Please write out the material that follows, exactly as it stands.
**** Supplied information ****
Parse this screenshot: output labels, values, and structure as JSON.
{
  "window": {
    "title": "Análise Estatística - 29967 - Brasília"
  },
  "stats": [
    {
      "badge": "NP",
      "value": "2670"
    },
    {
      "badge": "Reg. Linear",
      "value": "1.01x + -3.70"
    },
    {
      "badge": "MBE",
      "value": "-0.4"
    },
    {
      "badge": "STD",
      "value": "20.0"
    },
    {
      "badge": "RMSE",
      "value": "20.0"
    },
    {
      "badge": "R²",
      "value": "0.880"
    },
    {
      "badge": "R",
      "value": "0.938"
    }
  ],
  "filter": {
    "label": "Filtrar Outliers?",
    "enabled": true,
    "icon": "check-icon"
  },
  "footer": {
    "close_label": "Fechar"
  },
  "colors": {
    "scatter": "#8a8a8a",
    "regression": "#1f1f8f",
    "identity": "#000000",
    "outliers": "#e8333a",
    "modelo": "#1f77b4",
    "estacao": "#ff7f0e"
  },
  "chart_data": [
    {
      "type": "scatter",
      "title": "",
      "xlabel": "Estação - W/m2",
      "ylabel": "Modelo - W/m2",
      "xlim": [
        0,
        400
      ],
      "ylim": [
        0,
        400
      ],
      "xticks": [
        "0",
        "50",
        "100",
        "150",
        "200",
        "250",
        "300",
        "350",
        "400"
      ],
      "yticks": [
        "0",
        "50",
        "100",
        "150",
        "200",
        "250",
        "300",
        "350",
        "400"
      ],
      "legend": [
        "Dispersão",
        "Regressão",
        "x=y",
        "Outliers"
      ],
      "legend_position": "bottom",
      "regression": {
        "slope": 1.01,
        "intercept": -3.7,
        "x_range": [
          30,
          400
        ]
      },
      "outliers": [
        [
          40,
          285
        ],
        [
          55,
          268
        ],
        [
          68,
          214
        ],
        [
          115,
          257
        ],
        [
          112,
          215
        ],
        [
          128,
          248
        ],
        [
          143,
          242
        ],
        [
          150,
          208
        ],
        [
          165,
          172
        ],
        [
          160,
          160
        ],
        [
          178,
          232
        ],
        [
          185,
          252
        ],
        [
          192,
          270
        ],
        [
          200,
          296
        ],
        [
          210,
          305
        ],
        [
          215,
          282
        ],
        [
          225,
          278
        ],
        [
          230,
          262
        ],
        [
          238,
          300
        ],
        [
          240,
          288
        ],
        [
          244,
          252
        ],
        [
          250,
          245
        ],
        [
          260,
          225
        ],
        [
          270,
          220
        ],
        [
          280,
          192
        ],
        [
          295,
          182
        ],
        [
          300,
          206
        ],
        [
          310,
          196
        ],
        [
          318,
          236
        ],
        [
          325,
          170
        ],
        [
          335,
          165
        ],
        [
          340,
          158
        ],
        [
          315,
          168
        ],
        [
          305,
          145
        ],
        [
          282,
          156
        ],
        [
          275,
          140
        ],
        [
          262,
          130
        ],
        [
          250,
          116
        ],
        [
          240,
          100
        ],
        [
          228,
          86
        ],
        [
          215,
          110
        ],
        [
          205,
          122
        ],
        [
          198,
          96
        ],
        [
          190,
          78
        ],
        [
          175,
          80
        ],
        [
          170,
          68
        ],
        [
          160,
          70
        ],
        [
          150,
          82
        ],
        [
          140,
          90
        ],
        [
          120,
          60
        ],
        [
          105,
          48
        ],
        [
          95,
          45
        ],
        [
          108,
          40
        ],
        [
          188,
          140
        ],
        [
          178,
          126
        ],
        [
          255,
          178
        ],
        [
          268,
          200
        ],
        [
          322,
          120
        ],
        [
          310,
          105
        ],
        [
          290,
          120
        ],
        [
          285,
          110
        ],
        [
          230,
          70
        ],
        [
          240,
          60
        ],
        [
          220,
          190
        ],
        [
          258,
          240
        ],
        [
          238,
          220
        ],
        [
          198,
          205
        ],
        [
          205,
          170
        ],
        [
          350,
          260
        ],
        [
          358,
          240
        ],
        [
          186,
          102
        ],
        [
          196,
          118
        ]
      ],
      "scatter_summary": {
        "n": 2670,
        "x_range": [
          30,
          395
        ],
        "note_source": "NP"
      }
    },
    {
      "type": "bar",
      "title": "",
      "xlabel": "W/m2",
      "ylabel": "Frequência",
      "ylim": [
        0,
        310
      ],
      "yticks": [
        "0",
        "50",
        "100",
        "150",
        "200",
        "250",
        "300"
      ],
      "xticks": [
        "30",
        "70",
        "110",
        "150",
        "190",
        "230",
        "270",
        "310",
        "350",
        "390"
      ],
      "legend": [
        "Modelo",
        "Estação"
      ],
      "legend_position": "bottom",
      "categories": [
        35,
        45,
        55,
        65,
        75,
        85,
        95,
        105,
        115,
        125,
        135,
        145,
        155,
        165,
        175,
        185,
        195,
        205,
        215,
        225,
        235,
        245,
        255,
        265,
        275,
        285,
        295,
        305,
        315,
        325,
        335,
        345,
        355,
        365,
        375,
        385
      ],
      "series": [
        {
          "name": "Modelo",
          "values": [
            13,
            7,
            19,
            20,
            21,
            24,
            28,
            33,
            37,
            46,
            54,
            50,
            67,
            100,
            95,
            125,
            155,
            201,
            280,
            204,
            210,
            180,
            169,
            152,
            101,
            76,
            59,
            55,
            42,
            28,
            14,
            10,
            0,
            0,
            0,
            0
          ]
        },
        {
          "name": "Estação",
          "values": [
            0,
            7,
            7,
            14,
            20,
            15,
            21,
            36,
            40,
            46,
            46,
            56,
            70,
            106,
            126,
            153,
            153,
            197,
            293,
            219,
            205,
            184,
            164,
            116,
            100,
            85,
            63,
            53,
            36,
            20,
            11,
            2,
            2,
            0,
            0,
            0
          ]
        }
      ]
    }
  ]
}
****
Task solution
Parse this screenshot: output labels, values, and structure as JSON.
{
  "window": {
    "title": "Análise Estatística - 29967 - Brasília"
  },
  "stats": [
    {
      "badge": "NP",
      "value": "2670"
    },
    {
      "badge": "Reg. Linear",
      "value": "1.01x + -3.70"
    },
    {
      "badge": "MBE",
      "value": "-0.4"
    },
    {
      "badge": "STD",
      "value": "20.0"
    },
    {
      "badge": "RMSE",
      "value": "20.0"
    },
    {
      "badge": "R²",
      "value": "0.880"
    },
    {
      "badge": "R",
      "value": "0.938"
    }
  ],
  "filter": {
    "label": "Filtrar Outliers?",
    "enabled": true,
    "icon": "check-icon"
  },
  "footer": {
    "close_label": "Fechar"
  },
  "colors": {
    "scatter": "#8a8a8a",
    "regression": "#1f1f8f",
    "identity": "#000000",
    "outliers": "#e8333a",
    "modelo": "#1f77b4",
    "estacao": "#ff7f0e"
  },
  "chart_data": [
    {
      "type": "scatter",
      "title": "",
      "xlabel": "Estação - W/m2",
      "ylabel": "Modelo - W/m2",
      "xlim": [
        0,
        400
      ],
      "ylim": [
        0,
        400
      ],
      "xticks": [
        "0",
        "50",
        "100",
        "150",
        "200",
        "250",
        "300",
        "350",
        "400"
      ],
      "yticks": [
        "0",
        "50",
        "100",
        "150",
        "200",
        "250",
        "300",
        "350",
        "400"
      ],
      "legend": [
        "Dispersão",
        "Regressão",
        "x=y",
        "Outliers"
      ],
      "legend_position": "bottom",
      "regression": {
        "slope": 1.01,
        "intercept": -3.7,
        "x_range": [
          30,
          400
        ]
      },
      "outliers": [
        [
          40,
          285
        ],
        [
          55,
          268
        ],
        [
          68,
          214
        ],
        [
          115,
          257
        ],
        [
          112,
          215
        ],
        [
          128,
          248
        ],
        [
          143,
          242
        ],
        [
          150,
          208
        ],
        [
          165,
          172
        ],
        [
          160,
          160
        ],
        [
          178,
          232
        ],
        [
          185,
          252
        ],
        [
          192,
          270
        ],
        [
          200,
          296
        ],
        [
          210,
          305
        ],
        [
          215,
          282
        ],
        [
          225,
          278
        ],
        [
          230,
          262
        ],
        [
          238,
          300
        ],
        [
          240,
          288
        ],
        [
          244,
          252
        ],
        [
          250,
          245
        ],
        [
          260,
          225
        ],
        [
          270,
          220
        ],
        [
          280,
          192
        ],
        [
          295,
          182
        ],
        [
          300,
          206
        ],
        [
          310,
          196
        ],
        [
          318,
          236
        ],
        [
          325,
          170
        ],
        [
          335,
          165
        ],
        [
          340,
          158
        ],
        [
          315,
          168
        ],
        [
          305,
          145
        ],
        [
          282,
          156
        ],
        [
          275,
          140
        ],
        [
          262,
          130
        ],
        [
          250,
          116
        ],
        [
          240,
          100
        ],
        [
          228,
          86
        ],
        [
          215,
          110
        ],
        [
          205,
          122
        ],
        [
          198,
          96
        ],
        [
          190,
          78
        ],
        [
          175,
          80
        ],
        [
          170,
          68
        ],
        [
          160,
          70
        ],
        [
          150,
          82
        ],
        [
          140,
          90
        ],
        [
          120,
          60
        ],
        [
          105,
          48
        ],
        [
          95,
          45
        ],
        [
          108,
          40
        ],
        [
          188,
          140
        ],
        [
          178,
          126
        ],
        [
          255,
          178
        ],
        [
          268,
          200
        ],
        [
          322,
          120
        ],
        [
          310,
          105
        ],
        [
          290,
          120
        ],
        [
          285,
          110
        ],
        [
          230,
          70
        ],
        [
          240,
          60
        ],
        [
          220,
          190
        ],
        [
          258,
          240
        ],
        [
          238,
          220
        ],
        [
          198,
          205
        ],
        [
          205,
          170
        ],
        [
          350,
          260
        ],
        [
          358,
          240
        ],
        [
          186,
          102
        ],
        [
          196,
          118
        ]
      ],
      "scatter_summary": {
        "n": 2670,
        "x_range": [
          30,
          395
        ],
        "note_source": "NP"
      }
    },
    {
      "type": "bar",
      "title": "",
      "xlabel": "W/m2",
      "ylabel": "Frequência",
      "ylim": [
        0,
        310
      ],
      "yticks": [
        "0",
        "50",
        "100",
        "150",
        "200",
        "250",
        "300"
      ],
      "xticks": [
        "30",
        "70",
        "110",
        "150",
        "190",
        "230",
        "270",
        "310",
        "350",
        "390"
      ],
      "legend": [
        "Modelo",
        "Estação"
      ],
      "legend_position": "bottom",
      "categories": [
        35,
        45,
        55,
        65,
        75,
        85,
        95,
        105,
        115,
        125,
        135,
        145,
        155,
        165,
        175,
        185,
        195,
        205,
        215,
        225,
        235,
        245,
        255,
        265,
        275,
        285,
        295,
        305,
        315,
        325,
        335,
        345,
        355,
        365,
        375,
        385
      ],
      "series": [
        {
          "name": "Modelo",
          "values": [
            13,
            7,
            19,
            20,
            21,
            24,
            28,
            33,
            37,
            46,
            54,
            50,
            67,
            100,
            95,
            125,
            155,
            201,
            280,
            204,
            210,
            180,
            169,
            152,
            101,
            76,
            59,
            55,
            42,
            28,
            14,
            10,
            0,
            0,
            0,
            0
          ]
        },
        {
          "name": "Estação",
          "values": [
            0,
            7,
            7,
            14,
            20,
            15,
            21,
            36,
            40,
            46,
            46,
            56,
            70,
            106,
            126,
            153,
            153,
            197,
            293,
            219,
            205,
            184,
            164,
            116,
            100,
            85,
            63,
            53,
            36,
            20,
            11,
            2,
            2,
            0,
            0,
            0
          ]
        }
      ]
    }
  ]
}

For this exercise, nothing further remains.